Count the lines in the data below that contain the word "Spatial", matching case exactly, and reply with the number alone.

········

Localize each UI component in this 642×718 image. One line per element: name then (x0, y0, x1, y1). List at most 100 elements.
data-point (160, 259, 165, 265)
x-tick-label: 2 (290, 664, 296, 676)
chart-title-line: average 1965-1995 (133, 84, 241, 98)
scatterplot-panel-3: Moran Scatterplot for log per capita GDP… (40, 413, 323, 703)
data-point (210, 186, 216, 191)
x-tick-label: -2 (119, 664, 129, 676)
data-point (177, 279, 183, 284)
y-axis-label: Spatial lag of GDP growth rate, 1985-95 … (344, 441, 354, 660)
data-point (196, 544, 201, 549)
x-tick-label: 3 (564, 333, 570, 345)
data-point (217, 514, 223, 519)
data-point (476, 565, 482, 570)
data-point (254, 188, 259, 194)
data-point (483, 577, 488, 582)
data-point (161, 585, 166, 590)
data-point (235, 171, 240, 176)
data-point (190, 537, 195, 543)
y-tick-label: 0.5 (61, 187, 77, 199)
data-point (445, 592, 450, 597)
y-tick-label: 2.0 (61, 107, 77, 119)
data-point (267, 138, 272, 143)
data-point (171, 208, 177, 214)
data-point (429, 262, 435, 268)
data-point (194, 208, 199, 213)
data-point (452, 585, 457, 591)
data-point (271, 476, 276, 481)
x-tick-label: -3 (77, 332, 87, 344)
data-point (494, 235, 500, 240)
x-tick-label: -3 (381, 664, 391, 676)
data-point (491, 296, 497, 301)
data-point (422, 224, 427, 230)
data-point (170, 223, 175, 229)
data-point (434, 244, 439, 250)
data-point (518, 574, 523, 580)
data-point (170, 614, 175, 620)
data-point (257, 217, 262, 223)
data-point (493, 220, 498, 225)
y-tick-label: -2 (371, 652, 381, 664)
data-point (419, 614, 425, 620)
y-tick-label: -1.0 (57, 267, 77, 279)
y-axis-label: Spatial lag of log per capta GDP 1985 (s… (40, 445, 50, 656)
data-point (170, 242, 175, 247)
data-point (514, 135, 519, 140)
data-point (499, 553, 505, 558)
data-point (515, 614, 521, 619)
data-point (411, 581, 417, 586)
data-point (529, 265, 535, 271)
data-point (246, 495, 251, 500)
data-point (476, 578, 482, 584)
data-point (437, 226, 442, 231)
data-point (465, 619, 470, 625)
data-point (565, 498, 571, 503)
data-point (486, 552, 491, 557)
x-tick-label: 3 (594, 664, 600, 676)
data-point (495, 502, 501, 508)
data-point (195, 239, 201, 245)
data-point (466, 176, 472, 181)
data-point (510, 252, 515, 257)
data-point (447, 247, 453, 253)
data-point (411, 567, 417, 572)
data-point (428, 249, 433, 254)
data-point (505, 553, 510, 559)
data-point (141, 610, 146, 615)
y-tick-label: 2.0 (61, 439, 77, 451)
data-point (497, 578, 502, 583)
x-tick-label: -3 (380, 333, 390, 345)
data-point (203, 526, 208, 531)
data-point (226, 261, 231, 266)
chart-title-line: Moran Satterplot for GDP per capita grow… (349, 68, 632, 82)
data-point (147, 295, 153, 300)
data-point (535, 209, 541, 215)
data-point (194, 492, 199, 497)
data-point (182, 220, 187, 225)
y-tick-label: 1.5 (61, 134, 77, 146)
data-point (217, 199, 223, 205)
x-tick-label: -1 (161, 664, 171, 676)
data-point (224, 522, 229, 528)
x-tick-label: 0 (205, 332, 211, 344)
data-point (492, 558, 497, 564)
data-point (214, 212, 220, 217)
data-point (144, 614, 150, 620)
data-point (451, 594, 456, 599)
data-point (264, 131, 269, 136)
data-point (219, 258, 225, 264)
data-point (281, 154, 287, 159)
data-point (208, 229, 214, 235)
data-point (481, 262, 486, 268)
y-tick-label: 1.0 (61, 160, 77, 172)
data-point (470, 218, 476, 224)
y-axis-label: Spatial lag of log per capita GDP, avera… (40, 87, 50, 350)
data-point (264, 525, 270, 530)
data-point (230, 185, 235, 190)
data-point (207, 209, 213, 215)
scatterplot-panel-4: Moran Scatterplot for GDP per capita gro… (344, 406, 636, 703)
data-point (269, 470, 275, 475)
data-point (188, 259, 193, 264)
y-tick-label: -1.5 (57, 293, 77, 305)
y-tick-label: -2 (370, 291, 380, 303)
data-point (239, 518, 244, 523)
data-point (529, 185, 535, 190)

········

[Written answer]: 3